> **Text shown**:
************

This week, the Canadian Broadcasting Standards Council (CBSC), released their November decision on whether or not rock promoter and CKNW (Vancouver) radio station “Reality Check” commentator, Bruce Allen, violated ethical codes. The CBSC panel exonerated Allen on possible human rights violations but did scold him for his “bullying tone.”

Allen’s commentary is now infamous as the “shut-up and fit in/hit the road/go home” rant. I was one of those local yokels listening “live” to Allen that fine September day in 2007, when the pop music impresario, let loose his short snappy, somewhat unhinged, and certainly, for me, rather cruel zingers.

CKNW is affectionately know as “The Giant” in B.C. and its roots are in my home-town of New Westminster. There’s always been a kind of cultural divide between those who listen to the Mother Corp (CBC) and those who listen to the Giant, although i suspect everyone in these two pods at least once has tuned in, late at night, to “NW” after a Canucks Hockey Game. Go Canucks Go.

Bruce Allen’s comments bothered me a great deal. I wrote an online letter to the CRTC which later bounced to the CBSC. Once logged in at the CBSC, I then had to prove that i had heard Allen’s comments contemporaneously, not second-hand. Once I did so, i then was supposed to wait till the radion station contacted me (it never did) and then if still unhappy, within 14 days, file a specific type of complaint, a request for a ruling (in the midst of wedding arrangements, i forgot).

************

> **Entries shown**:

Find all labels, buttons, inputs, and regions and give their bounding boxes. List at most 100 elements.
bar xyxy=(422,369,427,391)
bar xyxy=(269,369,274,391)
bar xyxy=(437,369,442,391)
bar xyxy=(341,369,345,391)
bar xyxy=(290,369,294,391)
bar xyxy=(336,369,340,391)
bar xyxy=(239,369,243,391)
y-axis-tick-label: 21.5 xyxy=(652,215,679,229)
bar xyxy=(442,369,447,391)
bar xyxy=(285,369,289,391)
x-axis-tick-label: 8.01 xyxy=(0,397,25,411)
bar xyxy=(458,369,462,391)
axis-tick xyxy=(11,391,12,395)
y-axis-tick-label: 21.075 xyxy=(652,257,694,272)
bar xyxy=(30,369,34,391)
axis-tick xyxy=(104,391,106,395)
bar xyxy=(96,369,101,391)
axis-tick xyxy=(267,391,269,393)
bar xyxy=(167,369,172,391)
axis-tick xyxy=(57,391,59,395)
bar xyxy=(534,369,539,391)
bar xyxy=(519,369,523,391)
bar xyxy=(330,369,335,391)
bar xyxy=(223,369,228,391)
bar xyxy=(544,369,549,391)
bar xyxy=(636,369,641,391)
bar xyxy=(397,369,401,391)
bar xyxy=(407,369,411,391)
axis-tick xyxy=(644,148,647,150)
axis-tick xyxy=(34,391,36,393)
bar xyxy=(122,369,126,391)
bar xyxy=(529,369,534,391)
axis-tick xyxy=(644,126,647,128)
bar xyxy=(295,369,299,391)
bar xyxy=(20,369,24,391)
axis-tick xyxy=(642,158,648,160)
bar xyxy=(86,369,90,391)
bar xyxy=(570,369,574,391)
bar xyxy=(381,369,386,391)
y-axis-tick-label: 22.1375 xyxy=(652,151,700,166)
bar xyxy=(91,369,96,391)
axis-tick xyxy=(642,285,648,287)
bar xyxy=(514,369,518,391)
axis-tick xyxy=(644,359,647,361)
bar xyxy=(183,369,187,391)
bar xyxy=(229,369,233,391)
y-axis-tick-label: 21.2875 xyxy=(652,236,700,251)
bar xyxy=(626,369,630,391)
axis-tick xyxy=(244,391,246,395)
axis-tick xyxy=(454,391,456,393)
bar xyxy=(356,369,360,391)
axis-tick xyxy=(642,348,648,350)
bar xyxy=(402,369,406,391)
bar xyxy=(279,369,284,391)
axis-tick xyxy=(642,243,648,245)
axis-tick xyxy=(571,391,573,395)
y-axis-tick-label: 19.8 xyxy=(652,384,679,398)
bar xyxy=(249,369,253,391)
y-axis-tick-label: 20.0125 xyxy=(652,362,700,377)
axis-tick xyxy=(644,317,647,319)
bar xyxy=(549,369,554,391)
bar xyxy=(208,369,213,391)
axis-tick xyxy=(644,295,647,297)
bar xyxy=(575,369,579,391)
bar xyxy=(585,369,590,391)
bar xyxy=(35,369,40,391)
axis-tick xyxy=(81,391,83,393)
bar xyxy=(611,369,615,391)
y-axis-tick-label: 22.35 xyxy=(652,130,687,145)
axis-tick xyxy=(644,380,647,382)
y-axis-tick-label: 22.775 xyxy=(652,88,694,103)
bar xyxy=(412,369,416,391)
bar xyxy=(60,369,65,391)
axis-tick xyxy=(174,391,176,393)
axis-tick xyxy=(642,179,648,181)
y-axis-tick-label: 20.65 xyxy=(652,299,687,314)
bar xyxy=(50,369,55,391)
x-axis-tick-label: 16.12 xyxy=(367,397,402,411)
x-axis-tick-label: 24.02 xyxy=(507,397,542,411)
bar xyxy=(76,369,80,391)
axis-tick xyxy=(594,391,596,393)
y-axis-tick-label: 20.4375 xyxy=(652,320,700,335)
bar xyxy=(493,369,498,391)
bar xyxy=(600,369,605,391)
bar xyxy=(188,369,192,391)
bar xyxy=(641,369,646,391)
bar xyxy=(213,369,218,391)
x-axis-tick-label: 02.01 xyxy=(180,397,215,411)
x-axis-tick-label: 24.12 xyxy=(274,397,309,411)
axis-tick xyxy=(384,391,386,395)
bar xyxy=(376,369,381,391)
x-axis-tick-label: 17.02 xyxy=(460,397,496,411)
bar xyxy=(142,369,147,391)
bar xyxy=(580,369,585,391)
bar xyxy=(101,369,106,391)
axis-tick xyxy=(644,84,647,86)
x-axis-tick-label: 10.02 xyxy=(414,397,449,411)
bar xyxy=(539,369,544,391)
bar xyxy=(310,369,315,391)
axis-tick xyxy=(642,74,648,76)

************

> **Required work**:
1. Reproduce the passage of the Bruce Allen text starting with "CKNW is affectionately" and going on through "arrangements, i forgot).".
2. Resume the Bruce Allen text after its last sentence.

> **The responses**:
1.
CKNW is affectionately know as “The Giant” in B.C. and its roots are in my home-town of New Westminster. There’s always been a kind of cultural divide between those who listen to the Mother Corp (CBC) and those who listen to the Giant, although i suspect everyone in these two pods at least once has tuned in, late at night, to “NW” after a Canucks Hockey Game. Go Canucks Go.

Bruce Allen’s comments bothered me a great deal. I wrote an online letter to the CRTC which later bounced to the CBSC. Once logged in at the CBSC, I then had to prove that i had heard Allen’s comments contemporaneously, not second-hand. Once I did so, i then was supposed to wait till the radion station contacted me (it never did) and then if still unhappy, within 14 days, file a specific type of complaint, a request for a ruling (in the midst of wedding arrangements, i forgot).

2.
For what it’s worth, here’s the gist of why Allen’s rant bugged me:

1. As an immigrant-citizen brought up to fully adapt and conform to “mainstream” Canadian society, Allen’s rant to “shut up and fit in” sounded duplicitous. Too often, “shut up” doesn’t mean, “conform”, it means what it sounds like. I’ve been brought up to never say “shut up.” I wonder if this is an “immigrant sensitive” thing? “Shut up” in our family was one of the rudest things you could say and my mother would come down hard and immediate when and if she heard it. Can you relate?

2. Fit in to what? I’m as mainstream as you can get, but my skin is brown. This means that i’ve had my share of “stuff” come at me. Having listened to Allen on NW before, I didn’t believe his implied taunt, which i understood to mean, that if you conform, if you “fit in” then all will be well.

3. Rule of Law? Obey? You bet. But not all laws are just and sometimes even “immigrants” have the right to question them.

Here’s a snippet of what the transcript shows Allen said, “We have laws in this country. They are spelled out and they’re easy to get a hold of. If you are immigrating to this country and you don’t like the rules that are in place, then you have the right to choose not to live here. But if you choose to come to a place like Canada, then shut up and fit in. We are a democracy, but it seems more and more that we are being pilloried by special interest groups that just want to make special rules for themselves.”

As always, i’m looking forward to your comments…particularly from any over seas readers….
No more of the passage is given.